-- Task requirements --
Transcribe everything in the data word for word. Pictures are left out.

>>>>

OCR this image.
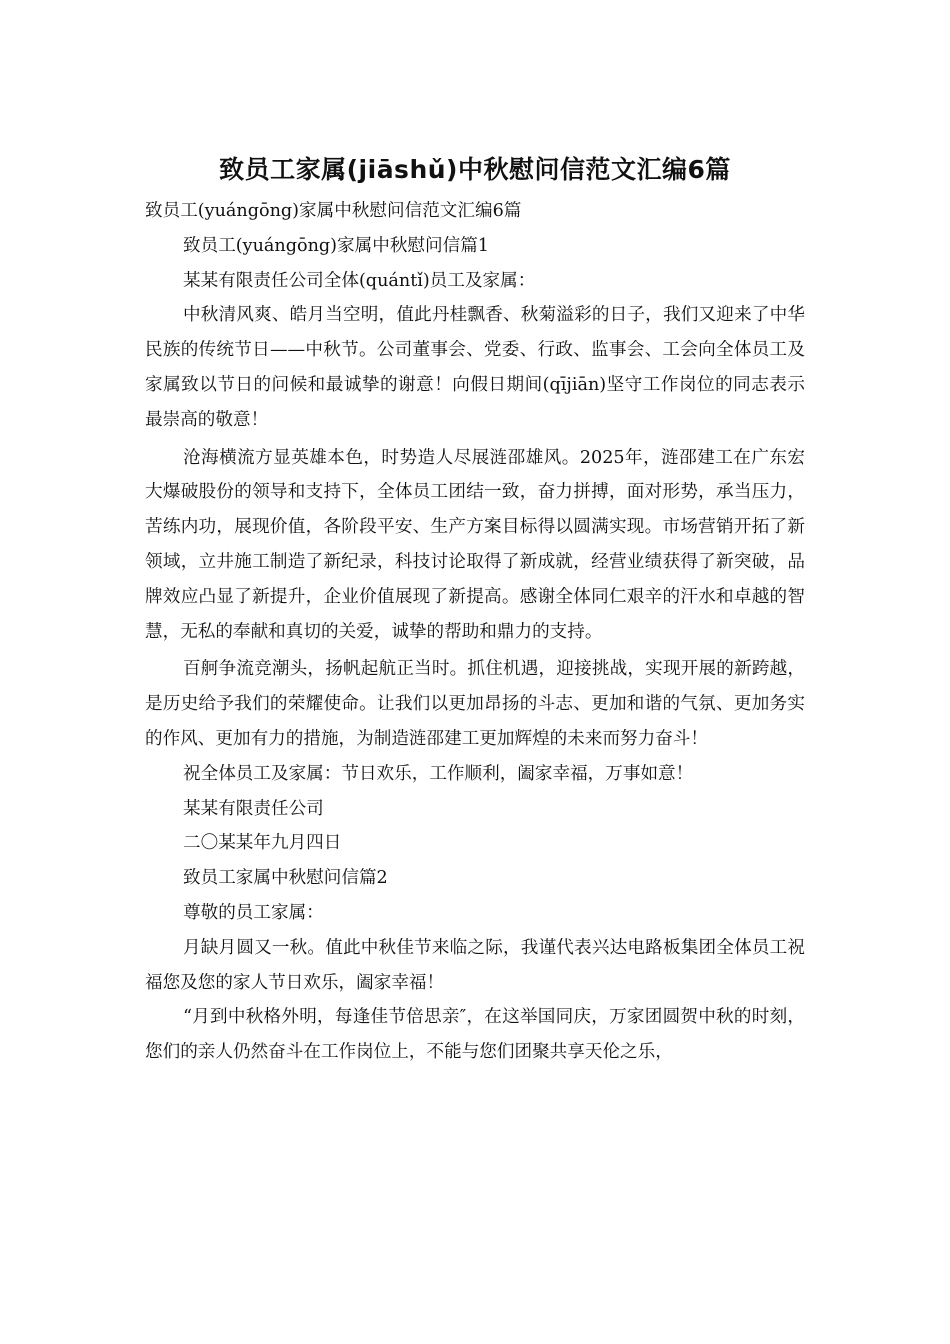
致员工家属(jiāshǔ)中秋慰问信范文汇编6篇

致员工(yuángōng)家属中秋慰问信范文汇编6篇

致员工(yuángōng)家属中秋慰问信篇1

某某有限责任公司全体(quántǐ)员工及家属：

中秋清风爽、皓月当空明，值此丹桂飘香、秋菊溢彩的日子，我们又迎来了中华民族的传统节日——中秋节。公司董事会、党委、行政、监事会、工会向全体员工及家属致以节日的问候和最诚挚的谢意！向假日期间(qījiān)坚守工作岗位的同志表示最崇高的敬意！

沧海横流方显英雄本色，时势造人尽展涟邵雄风。2025年，涟邵建工在广东宏大爆破股份的领导和支持下，全体员工团结一致，奋力拼搏，面对形势，承当压力，苦练内功，展现价值，各阶段平安、生产方案目标得以圆满实现。市场营销开拓了新领域，立井施工制造了新纪录，科技讨论取得了新成就，经营业绩获得了新突破，品牌效应凸显了新提升，企业价值展现了新提高。感谢全体同仁艰辛的汗水和卓越的智慧，无私的奉献和真切的关爱，诚挚的帮助和鼎力的支持。

百舸争流竞潮头，扬帆起航正当时。抓住机遇，迎接挑战，实现开展的新跨越，是历史给予我们的荣耀使命。让我们以更加昂扬的斗志、更加和谐的气氛、更加务实的作风、更加有力的措施，为制造涟邵建工更加辉煌的未来而努力奋斗！

祝全体员工及家属：节日欢乐，工作顺利，阖家幸福，万事如意！

某某有限责任公司

二〇某某年九月四日

致员工家属中秋慰问信篇2

尊敬的员工家属：

月缺月圆又一秋。值此中秋佳节来临之际，我谨代表兴达电路板集团全体员工祝福您及您的家人节日欢乐，阖家幸福！

“月到中秋格外明，每逢佳节倍思亲″，在这举国同庆，万家团圆贺中秋的时刻，您们的亲人仍然奋斗在工作岗位上，不能与您们团聚共享天伦之乐，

<<<<

-- Complete answer --
OCR this image.
致员工家属(jiāshǔ)中秋慰问信范文汇编6篇

致员工(yuángōng)家属中秋慰问信范文汇编6篇

致员工(yuángōng)家属中秋慰问信篇1

某某有限责任公司全体(quántǐ)员工及家属：

中秋清风爽、皓月当空明，值此丹桂飘香、秋菊溢彩的日子，我们又迎来了中华民族的传统节日——中秋节。公司董事会、党委、行政、监事会、工会向全体员工及家属致以节日的问候和最诚挚的谢意！向假日期间(qījiān)坚守工作岗位的同志表示最崇高的敬意！

沧海横流方显英雄本色，时势造人尽展涟邵雄风。2025年，涟邵建工在广东宏大爆破股份的领导和支持下，全体员工团结一致，奋力拼搏，面对形势，承当压力，苦练内功，展现价值，各阶段平安、生产方案目标得以圆满实现。市场营销开拓了新领域，立井施工制造了新纪录，科技讨论取得了新成就，经营业绩获得了新突破，品牌效应凸显了新提升，企业价值展现了新提高。感谢全体同仁艰辛的汗水和卓越的智慧，无私的奉献和真切的关爱，诚挚的帮助和鼎力的支持。

百舸争流竞潮头，扬帆起航正当时。抓住机遇，迎接挑战，实现开展的新跨越，是历史给予我们的荣耀使命。让我们以更加昂扬的斗志、更加和谐的气氛、更加务实的作风、更加有力的措施，为制造涟邵建工更加辉煌的未来而努力奋斗！

祝全体员工及家属：节日欢乐，工作顺利，阖家幸福，万事如意！

某某有限责任公司

二〇某某年九月四日

致员工家属中秋慰问信篇2

尊敬的员工家属：

月缺月圆又一秋。值此中秋佳节来临之际，我谨代表兴达电路板集团全体员工祝福您及您的家人节日欢乐，阖家幸福！

“月到中秋格外明，每逢佳节倍思亲″，在这举国同庆，万家团圆贺中秋的时刻，您们的亲人仍然奋斗在工作岗位上，不能与您们团聚共享天伦之乐，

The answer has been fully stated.